* Письменное задание 1 *
Приведите заново строки записей между строкой с «I need the location» и строкой с «64, 1053, 472]» включительно, заменив в них «location» на «position» и не меняя ничего другого. Картинки в ответ не включайте.

* Извлечённый текст *

В этот вьюжный неласковый вечер,
Когда снежная мгла вдоль дорог,
Ты накинь, дорогая, на плечи
Оренбургский пуховый платок!
Я его вечерами вязала
Для тебя, моя добрая мать,
Я готова тебе, дорогая,
Не платок - даже сердце отдать!
Чтобы ты эту ночь не скорбела,
Прогоню от окошка пургу.
Сколько б я тебя, мать, ни жалела,
Все равно пред тобой я в долгу!
Пусть буран все сильней свирепеет,
Мы не пустим его на порог.
И тебя, моя мама, согреет
Оренбургский пуховый платок.
Оренбургский пуховый платок, наряду с тульским самоваром, матрешкой, хохломской росписью, гжелью, палехом, вологодскими кружевами, дымковской игрушкой, ростовской финифтью, уральским малахитом — один из символов России.
Отправляясь в гости, русские красавицы покрывали головы роскошными шалями поверх повойников, кичек или кокошников, шитых золотом. Головной убор русской женщины представлял собой невероятную игру света и цвета: блеск шелковистой ткани, сияние жемчуга, яркий блеск золотого шитья. Великолепие головного убора трудно описать. Шали красовались васильками, алыми сочными розами, маками, которые соперничали с румянцем щёк красавиц. Но зимние праздники с катанием на тройке русские красавицы встречали не только в цветастых шалях, но и в оренбургских пуховых платках.
Пуховязальный промысел зародился в Оренбургском крае примерно 250 лет назад, ещё в XVIII веке. По другим данным, вязание пуховых шалей из козьего пуха коренным населением этих мест уже было до образования Оренбургской губернии.
Оренбургские пуховые платки за рубежом были впервые представлены на Парижской международной выставке 1857 года. Тем самым Оренбургский платок вышел на международный уровень и получил там признание. В 1862 году на Лондонской выставке оренбургская казачка Ускова М. Н. получила медаль «За шали из козьего пуха».
Пух оренбургских коз — самый тонкий в мире: толщина пуха оренбургских коз — 16-18 мкм, ангорских коз (мохер) — 22-24 мкм. Поэтому изделия из оренбургского пуха — шали и паутинки — особенно нежные и мягкие. Суровые морозные зимы со снегом и оренбургскими метелями — буранами, а также особенности питания оренбургских коз — растительность горных степей Урала — вот основные причины, почему порода оренбургских коз имеет такой тонкий пух. Вместе с тем, этот пух очень прочный — прочнее шерсти.
Самое удивительное, что оренбургские козы разводятся только в Оренбургской области. Попытки французов в XIX веке вывезти из Поволжья оренбургскую козу не удались: тонкий пух козам нужен для сохранения тепла, а мягкий климат Франции этому не способствовал. Оренбургские козы во Франции выродились, превратившись в обычных коз с грубым толстым пухом. В XVIII—XIX веках Франция импортировала десятки тысяч пудов оренбургского пуха, который ценился выше кашмирского. Западная Европа и сейчас много покупает оренбургского пуха.

* Показанные данные *
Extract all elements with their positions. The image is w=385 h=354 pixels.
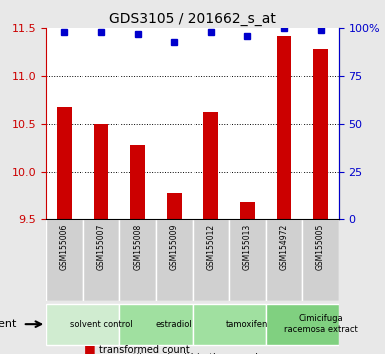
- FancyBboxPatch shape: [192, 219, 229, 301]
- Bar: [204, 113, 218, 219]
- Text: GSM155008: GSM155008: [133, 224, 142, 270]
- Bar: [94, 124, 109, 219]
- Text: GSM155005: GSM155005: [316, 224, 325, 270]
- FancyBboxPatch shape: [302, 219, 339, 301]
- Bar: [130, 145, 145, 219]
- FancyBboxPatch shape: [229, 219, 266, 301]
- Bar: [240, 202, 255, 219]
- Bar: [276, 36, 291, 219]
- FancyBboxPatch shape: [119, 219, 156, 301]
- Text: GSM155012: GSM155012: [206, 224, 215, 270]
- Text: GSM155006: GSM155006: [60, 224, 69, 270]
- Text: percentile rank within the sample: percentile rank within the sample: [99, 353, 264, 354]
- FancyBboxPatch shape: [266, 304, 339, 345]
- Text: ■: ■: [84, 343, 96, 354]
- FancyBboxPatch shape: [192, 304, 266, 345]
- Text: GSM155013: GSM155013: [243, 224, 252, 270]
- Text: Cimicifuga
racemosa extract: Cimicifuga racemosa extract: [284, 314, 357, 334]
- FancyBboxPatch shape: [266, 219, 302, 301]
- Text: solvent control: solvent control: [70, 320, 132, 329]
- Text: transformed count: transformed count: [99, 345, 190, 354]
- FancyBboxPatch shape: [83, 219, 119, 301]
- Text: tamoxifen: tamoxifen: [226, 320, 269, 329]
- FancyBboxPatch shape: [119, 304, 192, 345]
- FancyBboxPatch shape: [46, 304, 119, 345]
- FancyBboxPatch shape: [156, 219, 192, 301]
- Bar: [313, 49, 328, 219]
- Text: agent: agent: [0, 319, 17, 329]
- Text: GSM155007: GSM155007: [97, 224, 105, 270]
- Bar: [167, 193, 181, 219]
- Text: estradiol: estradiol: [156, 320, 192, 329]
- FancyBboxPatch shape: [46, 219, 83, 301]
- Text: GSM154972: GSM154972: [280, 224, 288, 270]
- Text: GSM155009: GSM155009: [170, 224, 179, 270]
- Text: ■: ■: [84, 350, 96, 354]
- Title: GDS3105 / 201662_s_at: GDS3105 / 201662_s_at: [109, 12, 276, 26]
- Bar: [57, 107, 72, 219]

...

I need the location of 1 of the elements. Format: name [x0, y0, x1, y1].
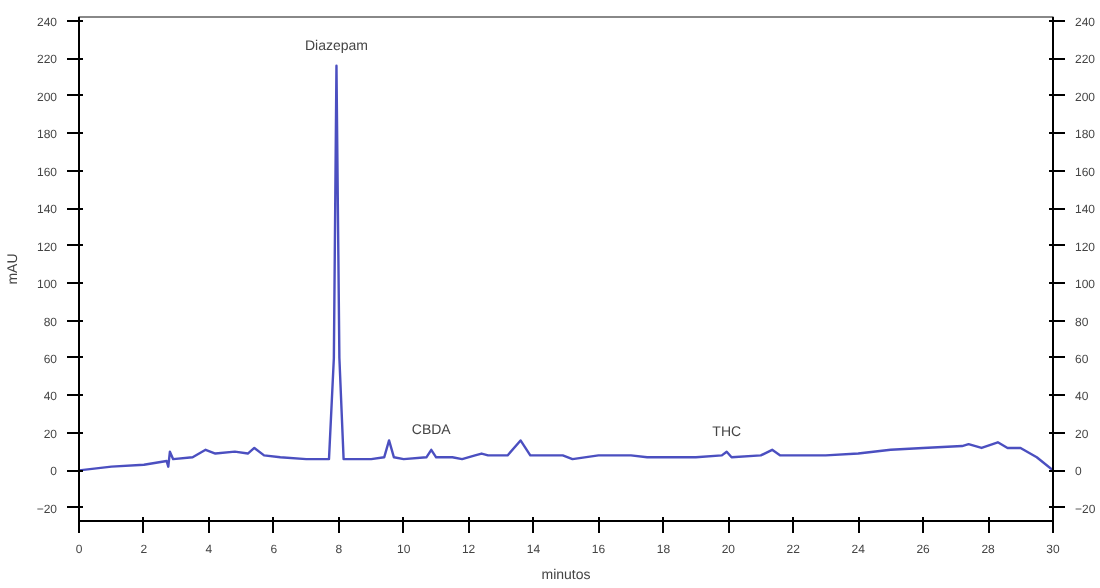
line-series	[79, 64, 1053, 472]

* Письменное задание 2 *
Перепишите дословно отрывок текста об оренбургском пуховом платке между словами «Я его вечерами» и «из символов России.» включительно.

* Правильный ответ 1 *
I need the position of 1 of the elements. Format: name [x0, y0, x1, y1].
line-series	[79, 64, 1053, 472]

* Правильный ответ 2 *
Я его вечерами вязала
Для тебя, моя добрая мать,
Я готова тебе, дорогая,
Не платок - даже сердце отдать!
Чтобы ты эту ночь не скорбела,
Прогоню от окошка пургу.
Сколько б я тебя, мать, ни жалела,
Все равно пред тобой я в долгу!
Пусть буран все сильней свирепеет,
Мы не пустим его на порог.
И тебя, моя мама, согреет
Оренбургский пуховый платок.
Оренбургский пуховый платок, наряду с тульским самоваром, матрешкой, хохломской росписью, гжелью, палехом, вологодскими кружевами, дымковской игрушкой, ростовской финифтью, уральским малахитом — один из символов России.